Spencer review – Stewart is giving it her all

Cast: Kristen Stewart, Timothy Spall, Jack Farthing, Sean Harris, Sally Hawkins. Directed by Pablo Larraín.

Sometimes you just need an easy fix; you need to access something with minimal effort. For an easy Oscar, it’s the royals. Play a royal, make a film about a royal and it’s nominations/awards galore. Don’t believe me? Judi Dench gave what is essentially a glorified cameo to Shakespeare in Love (a total of eight minutes of screen time), and wound up with an Oscar.

Helen Mirren, Colin Firth, and a host of others can all attest to the wins/nominations that come from playing royals, and it’s true of television too. Pablo Lorrain doesn’t so much make biopics as he makes fantasias based on real people. Here we’re told the following film is a “fable based on a true tragedy”. We follow Diana, Princess of Wales over Christmas as she tries to grapple with her desire to be a good mother and the ever-present stare of royal protocol.

Kristen Stewart is getting all the plaudits for her turn as Diana, and it’s not hard to see why. She has the mannerisms and voice cadence right in a way that few others have, despite not going full hog for the hair she manages to suggest the figure rather than become the figure. Her performance and the feel that this is all her paranoid thoughts is quite interesting and she commits to the in-your-face style that the film is going for. Sean Harris, similarly, as the stern but ultimately human head chef is very good. All too often Harris is cast in roles that allow him to play up his slender frame and harsh voice, but here he’s a much more sympathetic person. Coupled with a small role from Sally Hawkins there is the potential for a portrait of someone of the upstairs who really belongs to the downstairs.

-----

*Direction A*.
Rename "Oscar" as "Academy Award" in the Spencer review, and write out the stretch starting with "Sometimes you just" and going on through "with an Oscar." with that change.
*Direction B*.
Carry on the Spencer review from its last sentence.

*Source excerpt*.

-----

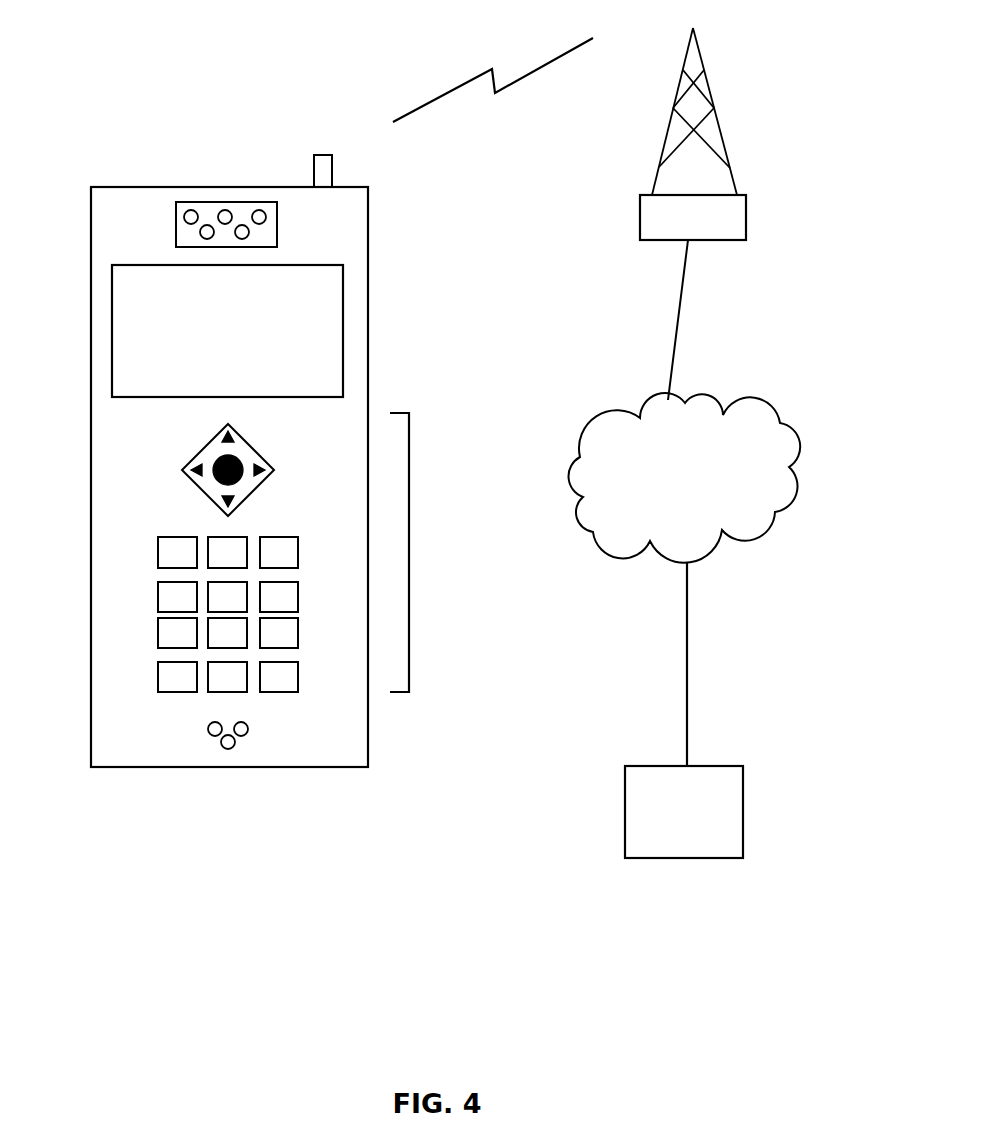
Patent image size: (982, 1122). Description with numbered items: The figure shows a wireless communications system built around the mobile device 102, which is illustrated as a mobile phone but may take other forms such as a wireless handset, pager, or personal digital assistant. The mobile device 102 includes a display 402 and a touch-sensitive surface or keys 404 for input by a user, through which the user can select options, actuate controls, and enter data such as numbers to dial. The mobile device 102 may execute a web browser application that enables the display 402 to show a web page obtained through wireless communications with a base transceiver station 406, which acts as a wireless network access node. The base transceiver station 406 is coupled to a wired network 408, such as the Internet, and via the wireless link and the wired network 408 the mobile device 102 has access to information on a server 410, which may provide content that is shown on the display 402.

-----

*Task answer A*.
Sometimes you just need an easy fix; you need to access something with minimal effort. For an easy Academy Award, it’s the royals. Play a royal, make a film about a royal and it’s nominations/awards galore. Don’t believe me? Judi Dench gave what is essentially a glorified cameo to Shakespeare in Love (a total of eight minutes of screen time), and wound up with an Academy Award.

*Task answer B*.
Kristen Stewart in Spencer.

But the film is far too self-conscious to ever go nuts. Much like Jackie, shining a light on a woman in the shadow of her powerful husband, his intense family, and his numerous affairs is an interesting concept. Jackie Kennedy and Diana have points of mutual crossover. Even so the film never fully commits to either idea – is she paranoid, or is this a grand gaslighting scheme by the royals. The institution of the Royal family isn’t played for the incestuous monstrosity it is but rather a settlement of OCD aliens that have to stick to a schedule lest disaster occur.

None of them look like the royals, perhaps if you wrapped a plastic bag around your head to the point of passing out and then took it off you might mistake the skinny Alan Bennett-look alike for Charles. Certainly even with the most kind hearted mind you’d say that the kids look like Harry and William. One might argue it doesn’t matter, only Diana is one of the most recognisable women of the last fifty years, and the Royals are the last big dynasty around. They’re globally known, their image everywhere. The film has the utmost sympathy for Diana and the hellish prison she finds herself, told when to open Christmas presents, how to sit, what to wear for each part of the day. It doesn’t, however, ever actually examine how much Diana uses her stature for her own selfish ends.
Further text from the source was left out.